• [Work to be completed]:
Copy every line from the records below that holds the word "readers".

• [Supplied records]:
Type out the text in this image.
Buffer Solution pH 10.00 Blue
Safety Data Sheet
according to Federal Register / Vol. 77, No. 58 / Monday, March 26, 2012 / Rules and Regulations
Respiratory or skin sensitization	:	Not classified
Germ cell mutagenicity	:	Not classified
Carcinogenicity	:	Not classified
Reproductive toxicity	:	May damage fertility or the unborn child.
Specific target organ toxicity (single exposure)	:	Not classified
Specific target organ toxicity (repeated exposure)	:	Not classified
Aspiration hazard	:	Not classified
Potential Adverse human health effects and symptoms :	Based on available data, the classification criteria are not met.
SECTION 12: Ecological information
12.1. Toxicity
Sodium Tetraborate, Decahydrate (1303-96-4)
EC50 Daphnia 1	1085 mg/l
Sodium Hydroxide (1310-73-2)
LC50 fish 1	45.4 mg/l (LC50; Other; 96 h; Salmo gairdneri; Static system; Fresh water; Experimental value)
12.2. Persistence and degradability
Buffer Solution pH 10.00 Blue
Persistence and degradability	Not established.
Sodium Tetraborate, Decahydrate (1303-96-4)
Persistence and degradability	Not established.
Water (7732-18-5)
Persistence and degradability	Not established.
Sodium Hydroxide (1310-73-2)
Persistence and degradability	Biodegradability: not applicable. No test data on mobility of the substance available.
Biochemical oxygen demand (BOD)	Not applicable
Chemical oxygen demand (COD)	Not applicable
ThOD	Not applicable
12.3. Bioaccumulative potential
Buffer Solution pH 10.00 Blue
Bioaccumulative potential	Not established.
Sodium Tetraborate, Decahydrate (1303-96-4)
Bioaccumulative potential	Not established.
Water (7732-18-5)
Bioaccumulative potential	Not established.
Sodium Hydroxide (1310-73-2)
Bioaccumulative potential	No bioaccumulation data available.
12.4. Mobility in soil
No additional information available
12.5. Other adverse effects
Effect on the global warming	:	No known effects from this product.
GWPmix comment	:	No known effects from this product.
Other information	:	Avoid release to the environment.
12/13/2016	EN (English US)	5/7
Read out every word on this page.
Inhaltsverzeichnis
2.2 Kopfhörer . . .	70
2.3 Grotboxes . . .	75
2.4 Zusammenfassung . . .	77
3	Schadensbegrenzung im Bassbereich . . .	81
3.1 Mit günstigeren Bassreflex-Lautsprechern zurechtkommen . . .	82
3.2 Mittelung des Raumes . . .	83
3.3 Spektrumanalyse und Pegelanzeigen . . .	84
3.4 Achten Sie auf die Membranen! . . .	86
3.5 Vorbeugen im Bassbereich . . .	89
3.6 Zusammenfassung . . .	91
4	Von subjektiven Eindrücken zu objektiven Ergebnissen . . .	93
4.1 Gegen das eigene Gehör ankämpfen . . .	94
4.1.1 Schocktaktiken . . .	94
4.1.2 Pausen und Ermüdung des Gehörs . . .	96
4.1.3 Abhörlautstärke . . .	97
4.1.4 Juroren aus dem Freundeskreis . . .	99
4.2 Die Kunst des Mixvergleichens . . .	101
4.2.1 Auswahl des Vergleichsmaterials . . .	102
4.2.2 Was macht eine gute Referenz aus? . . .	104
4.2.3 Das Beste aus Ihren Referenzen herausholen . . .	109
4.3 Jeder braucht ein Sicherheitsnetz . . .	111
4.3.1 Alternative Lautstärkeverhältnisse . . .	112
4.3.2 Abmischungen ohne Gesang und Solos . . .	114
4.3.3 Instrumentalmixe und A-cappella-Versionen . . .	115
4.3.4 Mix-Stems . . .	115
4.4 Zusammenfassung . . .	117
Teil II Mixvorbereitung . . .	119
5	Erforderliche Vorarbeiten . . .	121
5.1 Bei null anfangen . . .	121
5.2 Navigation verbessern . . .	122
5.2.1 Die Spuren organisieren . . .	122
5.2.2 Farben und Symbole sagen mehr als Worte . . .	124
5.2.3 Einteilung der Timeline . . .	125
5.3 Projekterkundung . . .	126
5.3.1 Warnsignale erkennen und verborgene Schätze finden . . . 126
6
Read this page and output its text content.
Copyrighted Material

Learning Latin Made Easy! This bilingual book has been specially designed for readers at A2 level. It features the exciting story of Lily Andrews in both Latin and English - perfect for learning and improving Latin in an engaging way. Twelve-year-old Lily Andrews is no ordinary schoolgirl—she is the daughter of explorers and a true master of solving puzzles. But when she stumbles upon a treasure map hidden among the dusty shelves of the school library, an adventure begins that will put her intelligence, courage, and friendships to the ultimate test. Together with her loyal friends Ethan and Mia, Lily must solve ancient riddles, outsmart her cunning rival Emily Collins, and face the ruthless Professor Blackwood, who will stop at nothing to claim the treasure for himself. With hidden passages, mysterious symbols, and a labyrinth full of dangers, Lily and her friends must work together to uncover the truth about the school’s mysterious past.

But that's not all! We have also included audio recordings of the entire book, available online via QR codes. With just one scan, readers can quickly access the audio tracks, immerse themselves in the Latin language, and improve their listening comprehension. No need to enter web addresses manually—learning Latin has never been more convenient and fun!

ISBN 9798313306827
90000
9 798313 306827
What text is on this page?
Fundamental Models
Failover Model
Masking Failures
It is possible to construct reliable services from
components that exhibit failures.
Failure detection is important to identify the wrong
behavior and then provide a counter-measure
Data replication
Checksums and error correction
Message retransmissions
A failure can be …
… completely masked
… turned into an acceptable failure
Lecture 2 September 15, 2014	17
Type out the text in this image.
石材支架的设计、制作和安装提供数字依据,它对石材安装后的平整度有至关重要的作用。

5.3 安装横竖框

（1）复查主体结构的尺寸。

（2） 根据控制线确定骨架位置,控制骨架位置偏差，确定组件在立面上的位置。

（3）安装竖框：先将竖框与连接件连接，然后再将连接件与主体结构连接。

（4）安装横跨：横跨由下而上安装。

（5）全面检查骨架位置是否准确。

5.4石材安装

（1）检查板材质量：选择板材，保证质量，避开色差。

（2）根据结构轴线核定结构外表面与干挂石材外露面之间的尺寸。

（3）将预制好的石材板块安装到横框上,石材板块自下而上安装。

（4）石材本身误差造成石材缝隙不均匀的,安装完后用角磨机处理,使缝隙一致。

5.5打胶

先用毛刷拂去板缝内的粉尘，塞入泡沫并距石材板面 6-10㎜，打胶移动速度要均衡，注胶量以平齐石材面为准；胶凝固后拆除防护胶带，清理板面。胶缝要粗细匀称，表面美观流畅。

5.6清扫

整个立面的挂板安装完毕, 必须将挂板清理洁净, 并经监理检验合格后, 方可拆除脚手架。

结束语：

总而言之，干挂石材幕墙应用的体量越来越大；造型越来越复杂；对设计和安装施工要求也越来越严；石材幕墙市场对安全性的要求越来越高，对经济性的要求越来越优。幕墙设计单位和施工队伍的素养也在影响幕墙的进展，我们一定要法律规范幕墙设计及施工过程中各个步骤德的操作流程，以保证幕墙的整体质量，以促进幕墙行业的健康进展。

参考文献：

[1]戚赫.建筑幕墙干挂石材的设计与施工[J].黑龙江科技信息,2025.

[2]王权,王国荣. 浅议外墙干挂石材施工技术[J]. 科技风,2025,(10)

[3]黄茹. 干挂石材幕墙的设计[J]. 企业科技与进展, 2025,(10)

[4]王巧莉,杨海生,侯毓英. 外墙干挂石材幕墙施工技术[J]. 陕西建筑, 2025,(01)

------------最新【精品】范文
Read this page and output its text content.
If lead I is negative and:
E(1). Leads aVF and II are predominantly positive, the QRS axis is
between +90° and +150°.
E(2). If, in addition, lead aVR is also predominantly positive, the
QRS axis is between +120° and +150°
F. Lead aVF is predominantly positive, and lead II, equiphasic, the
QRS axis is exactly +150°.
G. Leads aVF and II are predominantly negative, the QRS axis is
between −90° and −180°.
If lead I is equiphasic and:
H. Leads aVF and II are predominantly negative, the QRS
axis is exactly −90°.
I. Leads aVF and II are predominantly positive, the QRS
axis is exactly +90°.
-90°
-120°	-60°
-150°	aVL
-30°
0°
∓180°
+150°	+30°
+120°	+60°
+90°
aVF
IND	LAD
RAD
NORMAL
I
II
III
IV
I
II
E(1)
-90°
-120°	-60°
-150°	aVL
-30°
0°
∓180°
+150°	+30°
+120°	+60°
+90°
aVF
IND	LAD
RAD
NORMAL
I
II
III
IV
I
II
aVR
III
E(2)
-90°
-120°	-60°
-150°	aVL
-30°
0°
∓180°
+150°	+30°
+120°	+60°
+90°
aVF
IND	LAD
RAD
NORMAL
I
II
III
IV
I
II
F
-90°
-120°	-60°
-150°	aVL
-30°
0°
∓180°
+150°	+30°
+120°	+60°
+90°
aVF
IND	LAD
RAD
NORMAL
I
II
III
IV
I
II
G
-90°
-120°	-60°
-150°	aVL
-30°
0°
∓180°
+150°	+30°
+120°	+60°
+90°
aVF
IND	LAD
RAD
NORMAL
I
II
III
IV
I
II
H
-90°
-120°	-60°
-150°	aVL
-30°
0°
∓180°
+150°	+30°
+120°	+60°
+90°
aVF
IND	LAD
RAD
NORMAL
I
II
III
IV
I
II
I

• [The response]:
Learning Latin Made Easy! This bilingual book has been specially designed for readers at A2 level. It features the exciting story of Lily Andrews in both Latin and English - perfect for learning and improving Latin in an engaging way. Twelve-year-old Lily Andrews is no ordinary schoolgirl—she is the daughter of explorers and a true master of solving puzzles. But when she stumbles upon a treasure map hidden among the dusty shelves of the school library, an adventure begins that will put her intelligence, courage, and friendships to the ultimate test. Together with her loyal friends Ethan and Mia, Lily must solve ancient riddles, outsmart her cunning rival Emily Collins, and face the ruthless Professor Blackwood, who will stop at nothing to claim the treasure for himself. With hidden passages, mysterious symbols, and a labyrinth full of dangers, Lily and her friends must work together to uncover the truth about the school’s mysterious past.
But that's not all! We have also included audio recordings of the entire book, available online via QR codes. With just one scan, readers can quickly access the audio tracks, immerse themselves in the Latin language, and improve their listening comprehension. No need to enter web addresses manually—learning Latin has never been more convenient and fun!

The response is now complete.